**Task description**. State how many lines of the listing below include the word "level". Give only the number.

Recorded data
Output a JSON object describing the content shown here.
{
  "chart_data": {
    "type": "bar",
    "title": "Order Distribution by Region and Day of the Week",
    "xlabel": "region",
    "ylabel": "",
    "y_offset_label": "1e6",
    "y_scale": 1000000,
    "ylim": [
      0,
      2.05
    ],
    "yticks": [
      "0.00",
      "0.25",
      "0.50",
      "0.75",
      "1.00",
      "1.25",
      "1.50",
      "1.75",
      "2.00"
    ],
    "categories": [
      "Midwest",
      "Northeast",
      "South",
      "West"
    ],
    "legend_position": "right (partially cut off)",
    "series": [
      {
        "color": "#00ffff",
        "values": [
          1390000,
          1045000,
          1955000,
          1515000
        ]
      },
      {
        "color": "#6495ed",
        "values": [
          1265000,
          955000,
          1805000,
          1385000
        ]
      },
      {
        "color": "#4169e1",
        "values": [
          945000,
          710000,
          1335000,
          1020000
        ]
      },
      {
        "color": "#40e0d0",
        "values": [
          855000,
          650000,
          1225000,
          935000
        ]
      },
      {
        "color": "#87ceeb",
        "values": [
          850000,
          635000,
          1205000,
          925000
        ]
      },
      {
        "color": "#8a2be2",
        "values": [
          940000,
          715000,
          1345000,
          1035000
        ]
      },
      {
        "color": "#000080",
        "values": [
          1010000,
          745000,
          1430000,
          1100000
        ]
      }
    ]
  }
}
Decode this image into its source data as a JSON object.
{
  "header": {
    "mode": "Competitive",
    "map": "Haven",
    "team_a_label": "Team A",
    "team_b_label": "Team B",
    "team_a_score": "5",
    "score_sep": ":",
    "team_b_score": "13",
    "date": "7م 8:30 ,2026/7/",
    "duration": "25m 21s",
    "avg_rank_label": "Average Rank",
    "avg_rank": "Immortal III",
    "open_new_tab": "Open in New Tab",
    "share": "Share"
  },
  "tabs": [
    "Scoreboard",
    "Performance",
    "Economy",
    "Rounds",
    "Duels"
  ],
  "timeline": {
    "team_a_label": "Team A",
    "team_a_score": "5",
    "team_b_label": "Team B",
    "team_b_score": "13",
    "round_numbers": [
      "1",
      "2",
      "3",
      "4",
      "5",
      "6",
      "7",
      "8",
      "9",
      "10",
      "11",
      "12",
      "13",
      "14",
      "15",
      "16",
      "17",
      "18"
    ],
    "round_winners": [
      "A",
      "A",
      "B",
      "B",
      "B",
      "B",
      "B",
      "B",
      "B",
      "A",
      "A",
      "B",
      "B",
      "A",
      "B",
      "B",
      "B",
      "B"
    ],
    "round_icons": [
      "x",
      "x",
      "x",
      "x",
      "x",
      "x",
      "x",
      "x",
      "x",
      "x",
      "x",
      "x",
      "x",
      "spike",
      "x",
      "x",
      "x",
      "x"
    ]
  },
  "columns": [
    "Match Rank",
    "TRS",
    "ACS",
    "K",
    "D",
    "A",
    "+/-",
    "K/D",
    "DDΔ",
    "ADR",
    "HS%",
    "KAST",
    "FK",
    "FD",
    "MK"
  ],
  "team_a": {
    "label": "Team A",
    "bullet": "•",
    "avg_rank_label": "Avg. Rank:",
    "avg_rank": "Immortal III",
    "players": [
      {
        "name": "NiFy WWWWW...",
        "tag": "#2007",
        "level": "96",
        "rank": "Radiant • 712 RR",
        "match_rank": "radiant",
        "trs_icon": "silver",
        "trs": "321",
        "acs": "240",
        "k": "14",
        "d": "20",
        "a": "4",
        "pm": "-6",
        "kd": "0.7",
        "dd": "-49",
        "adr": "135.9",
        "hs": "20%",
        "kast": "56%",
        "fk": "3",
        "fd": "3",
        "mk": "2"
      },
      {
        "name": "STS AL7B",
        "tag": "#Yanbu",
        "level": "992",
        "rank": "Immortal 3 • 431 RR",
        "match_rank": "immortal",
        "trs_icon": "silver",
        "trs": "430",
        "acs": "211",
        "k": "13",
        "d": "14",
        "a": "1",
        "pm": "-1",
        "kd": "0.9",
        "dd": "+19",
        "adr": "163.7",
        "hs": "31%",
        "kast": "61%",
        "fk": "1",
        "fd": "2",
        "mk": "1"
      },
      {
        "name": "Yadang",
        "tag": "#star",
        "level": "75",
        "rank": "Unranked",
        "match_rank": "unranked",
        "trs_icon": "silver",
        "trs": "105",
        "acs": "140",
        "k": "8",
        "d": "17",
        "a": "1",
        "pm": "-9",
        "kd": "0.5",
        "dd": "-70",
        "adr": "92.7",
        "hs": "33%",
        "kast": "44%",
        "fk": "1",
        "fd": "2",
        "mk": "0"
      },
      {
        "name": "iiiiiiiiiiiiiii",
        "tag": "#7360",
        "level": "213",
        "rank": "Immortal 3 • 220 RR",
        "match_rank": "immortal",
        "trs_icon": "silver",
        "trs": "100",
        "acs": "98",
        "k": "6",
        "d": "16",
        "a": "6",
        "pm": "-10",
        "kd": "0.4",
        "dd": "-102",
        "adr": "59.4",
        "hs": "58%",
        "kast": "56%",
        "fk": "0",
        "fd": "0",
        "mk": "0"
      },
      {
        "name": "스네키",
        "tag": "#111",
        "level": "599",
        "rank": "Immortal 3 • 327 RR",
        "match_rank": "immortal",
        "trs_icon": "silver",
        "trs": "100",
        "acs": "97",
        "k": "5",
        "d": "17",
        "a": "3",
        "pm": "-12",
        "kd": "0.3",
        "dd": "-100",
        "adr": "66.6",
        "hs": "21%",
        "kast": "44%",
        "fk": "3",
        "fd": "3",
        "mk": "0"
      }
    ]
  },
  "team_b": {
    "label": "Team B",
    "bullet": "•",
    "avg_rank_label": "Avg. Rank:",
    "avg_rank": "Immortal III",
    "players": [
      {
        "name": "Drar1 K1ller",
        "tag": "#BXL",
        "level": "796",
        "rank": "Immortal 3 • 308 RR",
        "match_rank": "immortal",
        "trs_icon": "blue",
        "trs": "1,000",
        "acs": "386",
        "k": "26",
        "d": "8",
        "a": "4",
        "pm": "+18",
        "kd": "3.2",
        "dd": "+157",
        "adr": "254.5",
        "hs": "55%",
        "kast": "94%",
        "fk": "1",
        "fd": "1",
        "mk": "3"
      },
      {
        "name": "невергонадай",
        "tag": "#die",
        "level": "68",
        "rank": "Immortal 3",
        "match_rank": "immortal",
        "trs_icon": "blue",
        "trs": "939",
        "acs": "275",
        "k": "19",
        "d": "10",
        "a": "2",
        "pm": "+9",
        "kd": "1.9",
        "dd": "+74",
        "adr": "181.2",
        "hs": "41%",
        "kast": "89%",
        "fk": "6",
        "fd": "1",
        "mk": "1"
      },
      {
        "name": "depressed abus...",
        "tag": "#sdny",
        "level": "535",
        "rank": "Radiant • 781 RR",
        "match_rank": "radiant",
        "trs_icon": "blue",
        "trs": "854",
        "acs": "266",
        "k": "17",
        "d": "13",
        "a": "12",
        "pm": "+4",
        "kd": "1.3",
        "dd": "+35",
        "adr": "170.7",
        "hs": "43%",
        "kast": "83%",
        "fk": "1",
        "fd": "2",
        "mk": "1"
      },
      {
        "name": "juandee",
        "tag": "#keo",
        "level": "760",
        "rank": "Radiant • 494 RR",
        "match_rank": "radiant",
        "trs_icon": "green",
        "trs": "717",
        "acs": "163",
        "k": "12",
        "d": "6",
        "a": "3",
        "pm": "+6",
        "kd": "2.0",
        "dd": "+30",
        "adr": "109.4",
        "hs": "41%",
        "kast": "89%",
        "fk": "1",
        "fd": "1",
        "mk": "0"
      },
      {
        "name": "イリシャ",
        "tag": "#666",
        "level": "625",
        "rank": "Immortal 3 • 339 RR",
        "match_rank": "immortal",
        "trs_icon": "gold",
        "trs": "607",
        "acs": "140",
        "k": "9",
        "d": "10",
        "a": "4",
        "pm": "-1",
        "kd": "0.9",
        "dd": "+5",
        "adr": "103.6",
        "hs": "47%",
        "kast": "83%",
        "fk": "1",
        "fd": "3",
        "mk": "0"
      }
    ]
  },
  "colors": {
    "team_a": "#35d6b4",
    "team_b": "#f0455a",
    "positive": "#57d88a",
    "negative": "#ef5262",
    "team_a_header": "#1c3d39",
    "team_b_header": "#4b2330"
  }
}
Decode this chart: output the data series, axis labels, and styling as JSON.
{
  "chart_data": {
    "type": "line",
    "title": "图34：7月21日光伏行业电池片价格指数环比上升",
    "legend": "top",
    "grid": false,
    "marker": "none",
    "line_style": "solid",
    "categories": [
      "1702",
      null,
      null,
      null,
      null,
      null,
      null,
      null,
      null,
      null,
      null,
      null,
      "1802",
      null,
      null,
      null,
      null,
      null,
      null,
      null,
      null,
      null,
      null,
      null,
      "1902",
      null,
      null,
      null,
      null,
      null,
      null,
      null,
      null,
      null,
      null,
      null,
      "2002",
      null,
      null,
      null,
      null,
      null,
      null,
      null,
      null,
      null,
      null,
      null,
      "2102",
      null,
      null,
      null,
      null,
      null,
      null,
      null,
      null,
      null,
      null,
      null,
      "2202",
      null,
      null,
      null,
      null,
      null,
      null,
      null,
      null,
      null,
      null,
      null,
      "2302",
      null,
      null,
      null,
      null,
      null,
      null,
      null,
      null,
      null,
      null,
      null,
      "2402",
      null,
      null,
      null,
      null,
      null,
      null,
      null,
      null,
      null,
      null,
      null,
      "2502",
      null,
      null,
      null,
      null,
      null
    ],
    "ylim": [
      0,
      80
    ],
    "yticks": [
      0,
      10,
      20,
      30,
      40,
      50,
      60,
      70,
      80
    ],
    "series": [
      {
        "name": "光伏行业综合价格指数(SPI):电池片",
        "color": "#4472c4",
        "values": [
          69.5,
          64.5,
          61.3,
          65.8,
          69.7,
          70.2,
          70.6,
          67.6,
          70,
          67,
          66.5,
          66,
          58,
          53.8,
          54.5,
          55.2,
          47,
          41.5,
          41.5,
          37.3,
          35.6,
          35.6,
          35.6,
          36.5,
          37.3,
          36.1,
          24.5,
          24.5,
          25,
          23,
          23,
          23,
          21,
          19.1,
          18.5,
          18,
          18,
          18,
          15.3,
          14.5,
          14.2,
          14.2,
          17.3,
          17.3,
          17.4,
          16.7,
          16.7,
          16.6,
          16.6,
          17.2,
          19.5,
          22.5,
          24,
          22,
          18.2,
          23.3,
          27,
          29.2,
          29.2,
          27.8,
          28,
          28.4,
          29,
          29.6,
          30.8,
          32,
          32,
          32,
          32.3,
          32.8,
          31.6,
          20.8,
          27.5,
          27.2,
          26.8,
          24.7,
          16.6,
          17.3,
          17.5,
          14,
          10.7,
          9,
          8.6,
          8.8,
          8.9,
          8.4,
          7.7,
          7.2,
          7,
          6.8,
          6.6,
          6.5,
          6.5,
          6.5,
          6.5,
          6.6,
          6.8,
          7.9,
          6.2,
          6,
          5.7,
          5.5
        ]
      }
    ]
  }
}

**Result of the task**. 10